===== Selected passage
I got sidetracked from science for a bit.
Governor Christie came to our school back in March for a private meeting; our Ed Commissioner Chris Cerf tagged along, and took exception to my opinion of his past work. We met again, and then again, though I'm still not clear why.
At any rate, my foray into politics has apparently ended--Trenton is silent, my orneriness again overwhelming what talents I may have. At least I got to spend an hour in the commissioner's glass office, overlooking the Delaware River. I like the Delaware more than I like offices, so next time I'll stay outside.
Back to science. If I should stumble onto anything that might help kids, Mr. Cerf, feel free to use it.
***
We teach a lot of pseudoscience. We praise Aspergerish behaviors in science class. We rewards those children who can mimic our stories, but not those who create new ones.
What does a child know measuring temperature? What do any of us know? A classroom thermometer is a disarmingly simple gadget--a glass tube with some dyed alcohol in it. The way we use them, though, they may as well be cast from the Temple of Delphi.
Alcohol, like most stuff, expands when heated. We tell kids that, and they write it down, spit it back, and
wham, we just bypassed one of the most basic and interesting facets of physical science a child will ever get a chance to know.
Let's explore it a bit further....
***
If we shove some alcohol in a tube, leave some space, then seal off the top, we have a thermometer. Gas is far more compressible than liquid, so as the alcohol warms up, it rises up the column. At some point we need to calibrate it, but let's leave it blank for now and give it to a 7 year old.
==========
===== Given records
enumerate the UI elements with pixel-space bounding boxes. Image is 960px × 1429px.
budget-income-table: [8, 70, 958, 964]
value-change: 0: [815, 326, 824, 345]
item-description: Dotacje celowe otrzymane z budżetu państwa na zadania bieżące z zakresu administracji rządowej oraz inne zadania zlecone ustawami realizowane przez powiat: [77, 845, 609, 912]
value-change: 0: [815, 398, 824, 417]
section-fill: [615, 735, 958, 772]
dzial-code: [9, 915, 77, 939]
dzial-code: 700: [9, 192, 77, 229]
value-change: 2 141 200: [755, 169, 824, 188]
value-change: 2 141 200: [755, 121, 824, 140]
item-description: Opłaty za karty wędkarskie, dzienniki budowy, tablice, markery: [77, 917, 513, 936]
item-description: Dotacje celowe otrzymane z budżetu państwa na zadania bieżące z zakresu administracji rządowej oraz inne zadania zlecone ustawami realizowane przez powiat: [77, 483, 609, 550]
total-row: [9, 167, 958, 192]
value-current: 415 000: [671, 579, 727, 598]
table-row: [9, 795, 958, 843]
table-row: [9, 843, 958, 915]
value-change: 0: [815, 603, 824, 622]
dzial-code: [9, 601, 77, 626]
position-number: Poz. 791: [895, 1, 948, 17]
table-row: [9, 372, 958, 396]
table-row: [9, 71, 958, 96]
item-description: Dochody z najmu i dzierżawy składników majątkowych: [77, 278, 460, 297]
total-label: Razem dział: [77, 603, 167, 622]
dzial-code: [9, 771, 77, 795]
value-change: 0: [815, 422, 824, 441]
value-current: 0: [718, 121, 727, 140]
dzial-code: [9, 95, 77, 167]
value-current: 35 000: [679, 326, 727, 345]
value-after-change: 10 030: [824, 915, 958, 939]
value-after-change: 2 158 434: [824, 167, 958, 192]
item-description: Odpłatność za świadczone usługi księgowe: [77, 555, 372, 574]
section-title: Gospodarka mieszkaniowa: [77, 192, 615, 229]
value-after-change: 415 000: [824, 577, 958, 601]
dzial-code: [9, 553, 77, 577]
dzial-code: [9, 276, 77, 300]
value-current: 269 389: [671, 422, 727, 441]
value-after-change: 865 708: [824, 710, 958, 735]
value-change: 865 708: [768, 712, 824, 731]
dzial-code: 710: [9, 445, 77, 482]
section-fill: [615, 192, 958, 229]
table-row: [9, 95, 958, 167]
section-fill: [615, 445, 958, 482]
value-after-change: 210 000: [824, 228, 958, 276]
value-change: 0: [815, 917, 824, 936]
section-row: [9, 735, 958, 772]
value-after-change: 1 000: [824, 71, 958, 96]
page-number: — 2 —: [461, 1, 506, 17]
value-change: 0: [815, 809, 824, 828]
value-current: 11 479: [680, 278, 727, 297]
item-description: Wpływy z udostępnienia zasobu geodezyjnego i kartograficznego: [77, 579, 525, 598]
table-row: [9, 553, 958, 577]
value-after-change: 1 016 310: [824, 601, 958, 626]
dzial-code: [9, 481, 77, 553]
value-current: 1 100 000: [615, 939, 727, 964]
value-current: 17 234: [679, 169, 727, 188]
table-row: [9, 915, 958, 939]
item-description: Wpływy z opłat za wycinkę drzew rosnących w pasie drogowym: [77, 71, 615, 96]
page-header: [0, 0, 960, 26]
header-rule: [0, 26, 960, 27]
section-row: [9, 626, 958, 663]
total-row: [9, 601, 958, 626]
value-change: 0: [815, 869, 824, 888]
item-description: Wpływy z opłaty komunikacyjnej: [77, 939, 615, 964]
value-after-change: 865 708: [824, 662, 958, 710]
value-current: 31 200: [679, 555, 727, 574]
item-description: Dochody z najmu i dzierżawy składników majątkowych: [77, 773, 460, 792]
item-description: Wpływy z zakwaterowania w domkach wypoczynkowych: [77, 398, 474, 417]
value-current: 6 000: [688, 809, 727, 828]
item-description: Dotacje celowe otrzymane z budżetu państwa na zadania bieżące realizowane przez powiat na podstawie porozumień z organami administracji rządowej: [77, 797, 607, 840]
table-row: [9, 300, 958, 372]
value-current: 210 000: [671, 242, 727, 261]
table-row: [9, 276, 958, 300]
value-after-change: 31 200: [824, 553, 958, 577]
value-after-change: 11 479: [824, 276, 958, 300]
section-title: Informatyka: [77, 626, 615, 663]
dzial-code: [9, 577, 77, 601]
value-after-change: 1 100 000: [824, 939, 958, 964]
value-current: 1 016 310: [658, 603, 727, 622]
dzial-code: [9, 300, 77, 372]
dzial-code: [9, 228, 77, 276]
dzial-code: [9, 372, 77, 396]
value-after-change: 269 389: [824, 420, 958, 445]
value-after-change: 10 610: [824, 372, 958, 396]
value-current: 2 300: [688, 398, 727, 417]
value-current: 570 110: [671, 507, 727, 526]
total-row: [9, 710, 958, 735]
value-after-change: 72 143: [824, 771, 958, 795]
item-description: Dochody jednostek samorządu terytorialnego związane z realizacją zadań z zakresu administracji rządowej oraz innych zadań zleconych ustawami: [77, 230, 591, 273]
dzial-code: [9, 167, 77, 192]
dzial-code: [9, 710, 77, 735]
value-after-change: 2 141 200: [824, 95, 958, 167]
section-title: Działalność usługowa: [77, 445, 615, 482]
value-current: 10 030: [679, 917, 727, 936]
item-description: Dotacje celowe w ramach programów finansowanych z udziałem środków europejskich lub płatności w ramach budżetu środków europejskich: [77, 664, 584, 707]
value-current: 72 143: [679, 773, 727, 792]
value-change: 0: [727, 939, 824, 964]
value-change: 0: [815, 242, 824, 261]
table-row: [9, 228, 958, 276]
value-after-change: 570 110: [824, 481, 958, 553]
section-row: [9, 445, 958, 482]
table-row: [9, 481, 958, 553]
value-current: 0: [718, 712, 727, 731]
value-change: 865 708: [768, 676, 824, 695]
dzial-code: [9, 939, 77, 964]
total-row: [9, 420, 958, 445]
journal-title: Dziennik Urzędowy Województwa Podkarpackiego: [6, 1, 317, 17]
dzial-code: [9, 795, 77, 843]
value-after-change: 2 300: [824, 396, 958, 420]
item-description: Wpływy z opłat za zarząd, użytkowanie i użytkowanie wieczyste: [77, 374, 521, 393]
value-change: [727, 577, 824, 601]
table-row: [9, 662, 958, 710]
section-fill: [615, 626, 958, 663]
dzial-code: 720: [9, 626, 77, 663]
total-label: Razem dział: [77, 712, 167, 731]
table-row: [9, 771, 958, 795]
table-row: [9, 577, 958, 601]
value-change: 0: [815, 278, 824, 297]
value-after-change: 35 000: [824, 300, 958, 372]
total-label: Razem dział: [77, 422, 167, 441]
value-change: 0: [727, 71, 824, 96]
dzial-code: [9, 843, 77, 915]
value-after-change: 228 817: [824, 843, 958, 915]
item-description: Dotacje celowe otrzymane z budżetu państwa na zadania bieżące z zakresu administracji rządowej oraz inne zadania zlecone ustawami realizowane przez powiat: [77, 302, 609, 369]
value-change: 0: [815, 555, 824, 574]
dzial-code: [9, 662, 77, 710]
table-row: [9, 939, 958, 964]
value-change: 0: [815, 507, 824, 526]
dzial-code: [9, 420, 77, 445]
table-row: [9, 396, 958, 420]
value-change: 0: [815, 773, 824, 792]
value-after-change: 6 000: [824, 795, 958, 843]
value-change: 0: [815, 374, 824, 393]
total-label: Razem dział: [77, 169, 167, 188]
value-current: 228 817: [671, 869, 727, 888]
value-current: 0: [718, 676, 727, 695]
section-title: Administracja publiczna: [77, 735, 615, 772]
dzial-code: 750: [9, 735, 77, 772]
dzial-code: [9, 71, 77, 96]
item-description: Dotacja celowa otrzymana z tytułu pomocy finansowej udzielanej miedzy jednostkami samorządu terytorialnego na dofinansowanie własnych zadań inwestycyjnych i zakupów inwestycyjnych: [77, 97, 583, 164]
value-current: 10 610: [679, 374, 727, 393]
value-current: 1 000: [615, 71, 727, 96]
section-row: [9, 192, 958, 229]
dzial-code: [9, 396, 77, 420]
==========
## [Exercises to complete]
[1] Name every geographic place or landmark that the post on teaching with thermometers mentions by name.
[2] Extract the lines of the rows, starting at the first line and ending at the line that contains "value-change: 0: [815, 326, 824, 345]".
The rows bear no relation to the text that precedes them.

## [Worked answers]
[1] Trenton, the Delaware River, the Temple of Delphi

[2]
enumerate the UI elements with pixel-space bounding boxes. Image is 960px × 1429px.
budget-income-table: [8, 70, 958, 964]
value-change: 0: [815, 326, 824, 345]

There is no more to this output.